Gather all lines with the word "City" in them.

*EXERCISE DATA*.
>> START
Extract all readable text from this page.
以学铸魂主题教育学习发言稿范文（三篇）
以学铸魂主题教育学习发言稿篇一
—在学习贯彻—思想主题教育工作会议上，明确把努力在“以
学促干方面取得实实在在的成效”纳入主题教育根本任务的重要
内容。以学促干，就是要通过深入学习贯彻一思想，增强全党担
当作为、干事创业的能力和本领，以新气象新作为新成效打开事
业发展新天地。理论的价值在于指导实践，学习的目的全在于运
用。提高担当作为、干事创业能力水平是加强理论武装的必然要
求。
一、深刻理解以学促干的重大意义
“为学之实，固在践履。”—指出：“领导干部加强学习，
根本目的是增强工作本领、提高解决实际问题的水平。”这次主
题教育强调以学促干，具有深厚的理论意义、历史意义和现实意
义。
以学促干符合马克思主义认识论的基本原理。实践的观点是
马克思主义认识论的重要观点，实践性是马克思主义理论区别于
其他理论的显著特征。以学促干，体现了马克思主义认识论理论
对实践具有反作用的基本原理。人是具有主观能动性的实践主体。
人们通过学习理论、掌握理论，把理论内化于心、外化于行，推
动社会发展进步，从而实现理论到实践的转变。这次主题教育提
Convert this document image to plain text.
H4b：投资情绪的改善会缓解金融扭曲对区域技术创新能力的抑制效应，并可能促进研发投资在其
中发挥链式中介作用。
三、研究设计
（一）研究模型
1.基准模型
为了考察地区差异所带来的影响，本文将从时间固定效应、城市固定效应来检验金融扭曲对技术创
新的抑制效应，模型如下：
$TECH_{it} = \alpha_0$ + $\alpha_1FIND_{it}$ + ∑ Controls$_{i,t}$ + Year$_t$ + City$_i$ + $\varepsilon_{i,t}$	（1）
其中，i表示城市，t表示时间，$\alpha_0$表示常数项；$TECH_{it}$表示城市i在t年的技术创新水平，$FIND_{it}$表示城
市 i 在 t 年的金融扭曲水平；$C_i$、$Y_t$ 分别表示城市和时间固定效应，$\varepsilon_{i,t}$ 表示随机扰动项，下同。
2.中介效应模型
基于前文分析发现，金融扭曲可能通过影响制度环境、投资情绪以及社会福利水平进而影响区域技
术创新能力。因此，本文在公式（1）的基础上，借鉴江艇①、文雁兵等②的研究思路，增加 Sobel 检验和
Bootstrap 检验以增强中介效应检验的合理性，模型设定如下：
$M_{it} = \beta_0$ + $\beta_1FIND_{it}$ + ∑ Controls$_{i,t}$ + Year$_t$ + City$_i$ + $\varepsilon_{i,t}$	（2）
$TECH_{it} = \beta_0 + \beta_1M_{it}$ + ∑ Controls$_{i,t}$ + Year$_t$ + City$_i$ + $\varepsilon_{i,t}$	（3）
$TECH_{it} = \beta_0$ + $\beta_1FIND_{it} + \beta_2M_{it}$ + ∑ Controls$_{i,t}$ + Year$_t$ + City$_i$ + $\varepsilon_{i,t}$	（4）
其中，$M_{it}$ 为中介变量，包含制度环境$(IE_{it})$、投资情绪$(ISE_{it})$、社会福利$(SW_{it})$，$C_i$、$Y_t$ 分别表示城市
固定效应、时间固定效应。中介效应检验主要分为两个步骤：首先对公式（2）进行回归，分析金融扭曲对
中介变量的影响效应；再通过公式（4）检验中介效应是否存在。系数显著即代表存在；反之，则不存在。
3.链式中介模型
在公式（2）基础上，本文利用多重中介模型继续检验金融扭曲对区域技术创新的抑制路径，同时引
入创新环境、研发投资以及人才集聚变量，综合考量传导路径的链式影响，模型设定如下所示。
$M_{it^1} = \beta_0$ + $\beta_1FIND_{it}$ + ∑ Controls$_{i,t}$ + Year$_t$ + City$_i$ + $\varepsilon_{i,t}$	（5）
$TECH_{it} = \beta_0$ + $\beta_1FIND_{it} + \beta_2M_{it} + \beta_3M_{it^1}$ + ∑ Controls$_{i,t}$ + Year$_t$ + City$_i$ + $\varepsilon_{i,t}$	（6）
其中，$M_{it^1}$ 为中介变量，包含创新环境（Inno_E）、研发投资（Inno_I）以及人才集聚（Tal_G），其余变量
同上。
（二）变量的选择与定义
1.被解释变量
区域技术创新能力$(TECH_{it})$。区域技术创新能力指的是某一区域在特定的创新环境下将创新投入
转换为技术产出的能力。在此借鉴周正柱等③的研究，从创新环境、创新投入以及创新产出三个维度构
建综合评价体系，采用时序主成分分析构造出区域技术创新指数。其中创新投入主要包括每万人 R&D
>> END
*THE OUTPUT*.
$TECH_{it} = \alpha_0$ + $\alpha_1FIND_{it}$ + ∑ Controls$_{i,t}$ + Year$_t$ + City$_i$ + $\varepsilon_{i,t}$	（1）
$M_{it} = \beta_0$ + $\beta_1FIND_{it}$ + ∑ Controls$_{i,t}$ + Year$_t$ + City$_i$ + $\varepsilon_{i,t}$	（2）
$TECH_{it} = \beta_0 + \beta_1M_{it}$ + ∑ Controls$_{i,t}$ + Year$_t$ + City$_i$ + $\varepsilon_{i,t}$	（3）
$TECH_{it} = \beta_0$ + $\beta_1FIND_{it} + \beta_2M_{it}$ + ∑ Controls$_{i,t}$ + Year$_t$ + City$_i$ + $\varepsilon_{i,t}$	（4）
$M_{it^1} = \beta_0$ + $\beta_1FIND_{it}$ + ∑ Controls$_{i,t}$ + Year$_t$ + City$_i$ + $\varepsilon_{i,t}$	（5）
$TECH_{it} = \beta_0$ + $\beta_1FIND_{it} + \beta_2M_{it} + \beta_3M_{it^1}$ + ∑ Controls$_{i,t}$ + Year$_t$ + City$_i$ + $\varepsilon_{i,t}$	（6）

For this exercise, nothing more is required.